■ Provided data
----------------------------------------

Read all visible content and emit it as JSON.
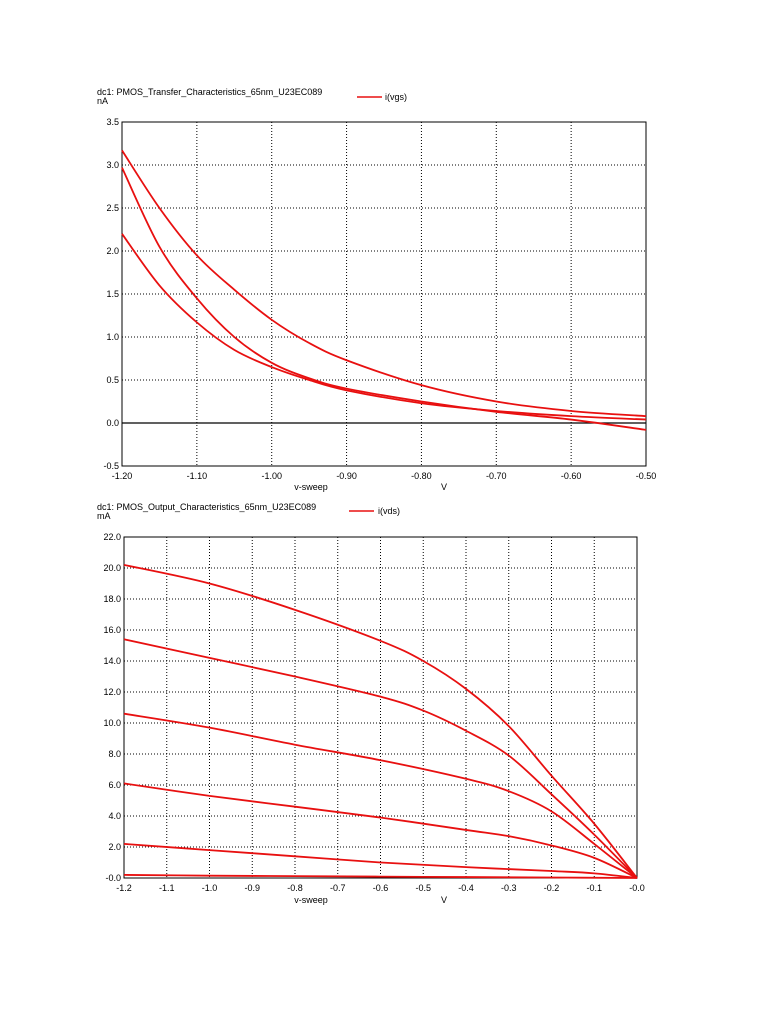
{
  "chart_data": [
    {
      "type": "line",
      "title": "dc1: PMOS_Transfer_Characteristics_65nm_U23EC089",
      "yunit": "nA",
      "legend": "i(vgs)",
      "xlabel": "v-sweep",
      "xunit": "V",
      "xlim": [
        -1.2,
        -0.5
      ],
      "ylim": [
        -0.5,
        3.5
      ],
      "xticks": [
        -1.2,
        -1.1,
        -1.0,
        -0.9,
        -0.8,
        -0.7,
        -0.6,
        -0.5
      ],
      "xtick_labels": [
        "-1.20",
        "-1.10",
        "-1.00",
        "-0.90",
        "-0.80",
        "-0.70",
        "-0.60",
        "-0.50"
      ],
      "yticks": [
        -0.5,
        0.0,
        0.5,
        1.0,
        1.5,
        2.0,
        2.5,
        3.0,
        3.5
      ],
      "ytick_labels": [
        "-0.5",
        "0.0",
        "0.5",
        "1.0",
        "1.5",
        "2.0",
        "2.5",
        "3.0",
        "3.5"
      ],
      "grid": true,
      "zero_line": true,
      "legend_position": "top-center",
      "series_color": "#e81010",
      "series": [
        {
          "x": [
            -1.2,
            -1.15,
            -1.1,
            -1.05,
            -1.0,
            -0.95,
            -0.9,
            -0.8,
            -0.7,
            -0.6,
            -0.5
          ],
          "values": [
            3.17,
            2.5,
            1.95,
            1.55,
            1.2,
            0.93,
            0.73,
            0.44,
            0.25,
            0.14,
            0.08
          ]
        },
        {
          "x": [
            -1.2,
            -1.15,
            -1.1,
            -1.05,
            -1.0,
            -0.95,
            -0.9,
            -0.8,
            -0.7,
            -0.6,
            -0.5
          ],
          "values": [
            2.97,
            2.05,
            1.45,
            1.0,
            0.7,
            0.52,
            0.4,
            0.25,
            0.13,
            0.04,
            -0.08
          ]
        },
        {
          "x": [
            -1.2,
            -1.15,
            -1.1,
            -1.05,
            -1.0,
            -0.95,
            -0.9,
            -0.8,
            -0.7,
            -0.6,
            -0.5
          ],
          "values": [
            2.2,
            1.6,
            1.17,
            0.85,
            0.65,
            0.5,
            0.38,
            0.23,
            0.14,
            0.08,
            0.04
          ]
        }
      ]
    },
    {
      "type": "line",
      "title": "dc1: PMOS_Output_Characteristics_65nm_U23EC089",
      "yunit": "mA",
      "legend": "i(vds)",
      "xlabel": "v-sweep",
      "xunit": "V",
      "xlim": [
        -1.2,
        0.0
      ],
      "ylim": [
        -0.0,
        22.0
      ],
      "xticks": [
        -1.2,
        -1.1,
        -1.0,
        -0.9,
        -0.8,
        -0.7,
        -0.6,
        -0.5,
        -0.4,
        -0.3,
        -0.2,
        -0.1,
        0.0
      ],
      "xtick_labels": [
        "-1.2",
        "-1.1",
        "-1.0",
        "-0.9",
        "-0.8",
        "-0.7",
        "-0.6",
        "-0.5",
        "-0.4",
        "-0.3",
        "-0.2",
        "-0.1",
        "-0.0"
      ],
      "yticks": [
        0,
        2,
        4,
        6,
        8,
        10,
        12,
        14,
        16,
        18,
        20,
        22
      ],
      "ytick_labels": [
        "-0.0",
        "2.0",
        "4.0",
        "6.0",
        "8.0",
        "10.0",
        "12.0",
        "14.0",
        "16.0",
        "18.0",
        "20.0",
        "22.0"
      ],
      "grid": true,
      "legend_position": "top-center",
      "series_color": "#e81010",
      "series": [
        {
          "x": [
            -1.2,
            -1.0,
            -0.8,
            -0.6,
            -0.5,
            -0.4,
            -0.3,
            -0.2,
            -0.1,
            0.0
          ],
          "values": [
            20.2,
            19.0,
            17.3,
            15.3,
            14.0,
            12.2,
            9.8,
            6.6,
            3.5,
            0.0
          ]
        },
        {
          "x": [
            -1.2,
            -1.0,
            -0.8,
            -0.6,
            -0.5,
            -0.4,
            -0.3,
            -0.2,
            -0.1,
            0.0
          ],
          "values": [
            15.4,
            14.2,
            13.0,
            11.7,
            10.8,
            9.5,
            7.9,
            5.4,
            2.8,
            0.0
          ]
        },
        {
          "x": [
            -1.2,
            -1.0,
            -0.8,
            -0.6,
            -0.4,
            -0.3,
            -0.2,
            -0.1,
            0.0
          ],
          "values": [
            10.6,
            9.7,
            8.6,
            7.6,
            6.4,
            5.6,
            4.3,
            2.2,
            0.0
          ]
        },
        {
          "x": [
            -1.2,
            -1.0,
            -0.8,
            -0.6,
            -0.4,
            -0.3,
            -0.2,
            -0.1,
            0.0
          ],
          "values": [
            6.1,
            5.3,
            4.6,
            3.9,
            3.1,
            2.7,
            2.1,
            1.3,
            0.0
          ]
        },
        {
          "x": [
            -1.2,
            -1.0,
            -0.8,
            -0.6,
            -0.4,
            -0.2,
            -0.1,
            0.0
          ],
          "values": [
            2.2,
            1.8,
            1.4,
            1.0,
            0.7,
            0.45,
            0.3,
            0.0
          ]
        },
        {
          "x": [
            -1.2,
            -1.0,
            -0.8,
            -0.6,
            -0.4,
            -0.2,
            0.0
          ],
          "values": [
            0.2,
            0.15,
            0.12,
            0.09,
            0.06,
            0.03,
            0.0
          ]
        }
      ]
    }
  ]
}
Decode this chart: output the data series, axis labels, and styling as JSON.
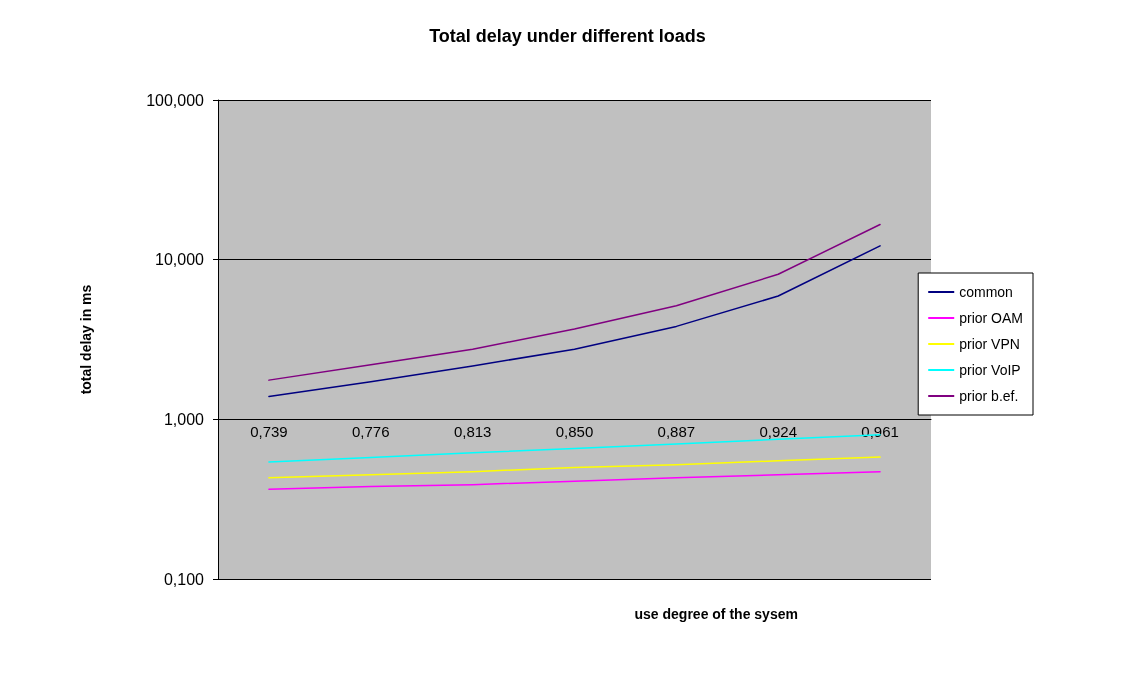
{
  "chart_data": {
    "type": "line",
    "title": "Total delay under different loads",
    "xlabel": "use degree of the sysem",
    "ylabel": "total delay in ms",
    "categories": [
      "0,739",
      "0,776",
      "0,813",
      "0,850",
      "0,887",
      "0,924",
      "0,961"
    ],
    "series": [
      {
        "name": "common",
        "color": "#000080",
        "values": [
          1.39,
          1.72,
          2.16,
          2.75,
          3.82,
          5.92,
          12.2
        ]
      },
      {
        "name": "prior OAM",
        "color": "#ff00ff",
        "values": [
          0.365,
          0.38,
          0.39,
          0.41,
          0.43,
          0.45,
          0.47
        ]
      },
      {
        "name": "prior VPN",
        "color": "#ffff00",
        "values": [
          0.43,
          0.45,
          0.47,
          0.5,
          0.52,
          0.55,
          0.58
        ]
      },
      {
        "name": "prior VoIP",
        "color": "#00ffff",
        "values": [
          0.54,
          0.577,
          0.617,
          0.657,
          0.7,
          0.75,
          0.8
        ]
      },
      {
        "name": "prior b.ef.",
        "color": "#800080",
        "values": [
          1.76,
          2.2,
          2.75,
          3.68,
          5.14,
          8.1,
          16.6
        ]
      }
    ],
    "log": "y",
    "ylim": [
      0.1,
      100
    ],
    "yticks": [
      {
        "value": 0.1,
        "label": "0,100"
      },
      {
        "value": 1,
        "label": "1,000"
      },
      {
        "value": 10,
        "label": "10,000"
      },
      {
        "value": 100,
        "label": "100,000"
      }
    ],
    "grid": "y",
    "legend": "right",
    "marker": "none",
    "line_style": "solid"
  }
}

----------------------------------------

■ Direction
Copy every record above exactly as written, but leave out the pictures.

■ The response
Read all visible content and emit it as JSON.
{
  "chart_data": [
    {
      "type": "line",
      "title": "dc1: PMOS_Transfer_Characteristics_65nm_U23EC089",
      "yunit": "nA",
      "legend": "i(vgs)",
      "xlabel": "v-sweep",
      "xunit": "V",
      "xlim": [
        -1.2,
        -0.5
      ],
      "ylim": [
        -0.5,
        3.5
      ],
      "xticks": [
        -1.2,
        -1.1,
        -1.0,
        -0.9,
        -0.8,
        -0.7,
        -0.6,
        -0.5
      ],
      "xtick_labels": [
        "-1.20",
        "-1.10",
        "-1.00",
        "-0.90",
        "-0.80",
        "-0.70",
        "-0.60",
        "-0.50"
      ],
      "yticks": [
        -0.5,
        0.0,
        0.5,
        1.0,
        1.5,
        2.0,
        2.5,
        3.0,
        3.5
      ],
      "ytick_labels": [
        "-0.5",
        "0.0",
        "0.5",
        "1.0",
        "1.5",
        "2.0",
        "2.5",
        "3.0",
        "3.5"
      ],
      "grid": true,
      "zero_line": true,
      "legend_position": "top-center",
      "series_color": "#e81010",
      "series": [
        {
          "x": [
            -1.2,
            -1.15,
            -1.1,
            -1.05,
            -1.0,
            -0.95,
            -0.9,
            -0.8,
            -0.7,
            -0.6,
            -0.5
          ],
          "values": [
            3.17,
            2.5,
            1.95,
            1.55,
            1.2,
            0.93,
            0.73,
            0.44,
            0.25,
            0.14,
            0.08
          ]
        },
        {
          "x": [
            -1.2,
            -1.15,
            -1.1,
            -1.05,
            -1.0,
            -0.95,
            -0.9,
            -0.8,
            -0.7,
            -0.6,
            -0.5
          ],
          "values": [
            2.97,
            2.05,
            1.45,
            1.0,
            0.7,
            0.52,
            0.4,
            0.25,
            0.13,
            0.04,
            -0.08
          ]
        },
        {
          "x": [
            -1.2,
            -1.15,
            -1.1,
            -1.05,
            -1.0,
            -0.95,
            -0.9,
            -0.8,
            -0.7,
            -0.6,
            -0.5
          ],
          "values": [
            2.2,
            1.6,
            1.17,
            0.85,
            0.65,
            0.5,
            0.38,
            0.23,
            0.14,
            0.08,
            0.04
          ]
        }
      ]
    },
    {
      "type": "line",
      "title": "dc1: PMOS_Output_Characteristics_65nm_U23EC089",
      "yunit": "mA",
      "legend": "i(vds)",
      "xlabel": "v-sweep",
      "xunit": "V",
      "xlim": [
        -1.2,
        0.0
      ],
      "ylim": [
        -0.0,
        22.0
      ],
      "xticks": [
        -1.2,
        -1.1,
        -1.0,
        -0.9,
        -0.8,
        -0.7,
        -0.6,
        -0.5,
        -0.4,
        -0.3,
        -0.2,
        -0.1,
        0.0
      ],
      "xtick_labels": [
        "-1.2",
        "-1.1",
        "-1.0",
        "-0.9",
        "-0.8",
        "-0.7",
        "-0.6",
        "-0.5",
        "-0.4",
        "-0.3",
        "-0.2",
        "-0.1",
        "-0.0"
      ],
      "yticks": [
        0,
        2,
        4,
        6,
        8,
        10,
        12,
        14,
        16,
        18,
        20,
        22
      ],
      "ytick_labels": [
        "-0.0",
        "2.0",
        "4.0",
        "6.0",
        "8.0",
        "10.0",
        "12.0",
        "14.0",
        "16.0",
        "18.0",
        "20.0",
        "22.0"
      ],
      "grid": true,
      "legend_position": "top-center",
      "series_color": "#e81010",
      "series": [
        {
          "x": [
            -1.2,
            -1.0,
            -0.8,
            -0.6,
            -0.5,
            -0.4,
            -0.3,
            -0.2,
            -0.1,
            0.0
          ],
          "values": [
            20.2,
            19.0,
            17.3,
            15.3,
            14.0,
            12.2,
            9.8,
            6.6,
            3.5,
            0.0
          ]
        },
        {
          "x": [
            -1.2,
            -1.0,
            -0.8,
            -0.6,
            -0.5,
            -0.4,
            -0.3,
            -0.2,
            -0.1,
            0.0
          ],
          "values": [
            15.4,
            14.2,
            13.0,
            11.7,
            10.8,
            9.5,
            7.9,
            5.4,
            2.8,
            0.0
          ]
        },
        {
          "x": [
            -1.2,
            -1.0,
            -0.8,
            -0.6,
            -0.4,
            -0.3,
            -0.2,
            -0.1,
            0.0
          ],
          "values": [
            10.6,
            9.7,
            8.6,
            7.6,
            6.4,
            5.6,
            4.3,
            2.2,
            0.0
          ]
        },
        {
          "x": [
            -1.2,
            -1.0,
            -0.8,
            -0.6,
            -0.4,
            -0.3,
            -0.2,
            -0.1,
            0.0
          ],
          "values": [
            6.1,
            5.3,
            4.6,
            3.9,
            3.1,
            2.7,
            2.1,
            1.3,
            0.0
          ]
        },
        {
          "x": [
            -1.2,
            -1.0,
            -0.8,
            -0.6,
            -0.4,
            -0.2,
            -0.1,
            0.0
          ],
          "values": [
            2.2,
            1.8,
            1.4,
            1.0,
            0.7,
            0.45,
            0.3,
            0.0
          ]
        },
        {
          "x": [
            -1.2,
            -1.0,
            -0.8,
            -0.6,
            -0.4,
            -0.2,
            0.0
          ],
          "values": [
            0.2,
            0.15,
            0.12,
            0.09,
            0.06,
            0.03,
            0.0
          ]
        }
      ]
    }
  ]
}
Decode this chart: output the data series, axis labels, and styling as JSON.
{
  "chart_data": {
    "type": "line",
    "title": "Total delay under different loads",
    "xlabel": "use degree of the sysem",
    "ylabel": "total delay in ms",
    "categories": [
      "0,739",
      "0,776",
      "0,813",
      "0,850",
      "0,887",
      "0,924",
      "0,961"
    ],
    "series": [
      {
        "name": "common",
        "color": "#000080",
        "values": [
          1.39,
          1.72,
          2.16,
          2.75,
          3.82,
          5.92,
          12.2
        ]
      },
      {
        "name": "prior OAM",
        "color": "#ff00ff",
        "values": [
          0.365,
          0.38,
          0.39,
          0.41,
          0.43,
          0.45,
          0.47
        ]
      },
      {
        "name": "prior VPN",
        "color": "#ffff00",
        "values": [
          0.43,
          0.45,
          0.47,
          0.5,
          0.52,
          0.55,
          0.58
        ]
      },
      {
        "name": "prior VoIP",
        "color": "#00ffff",
        "values": [
          0.54,
          0.577,
          0.617,
          0.657,
          0.7,
          0.75,
          0.8
        ]
      },
      {
        "name": "prior b.ef.",
        "color": "#800080",
        "values": [
          1.76,
          2.2,
          2.75,
          3.68,
          5.14,
          8.1,
          16.6
        ]
      }
    ],
    "log": "y",
    "ylim": [
      0.1,
      100
    ],
    "yticks": [
      {
        "value": 0.1,
        "label": "0,100"
      },
      {
        "value": 1,
        "label": "1,000"
      },
      {
        "value": 10,
        "label": "10,000"
      },
      {
        "value": 100,
        "label": "100,000"
      }
    ],
    "grid": "y",
    "legend": "right",
    "marker": "none",
    "line_style": "solid"
  }
}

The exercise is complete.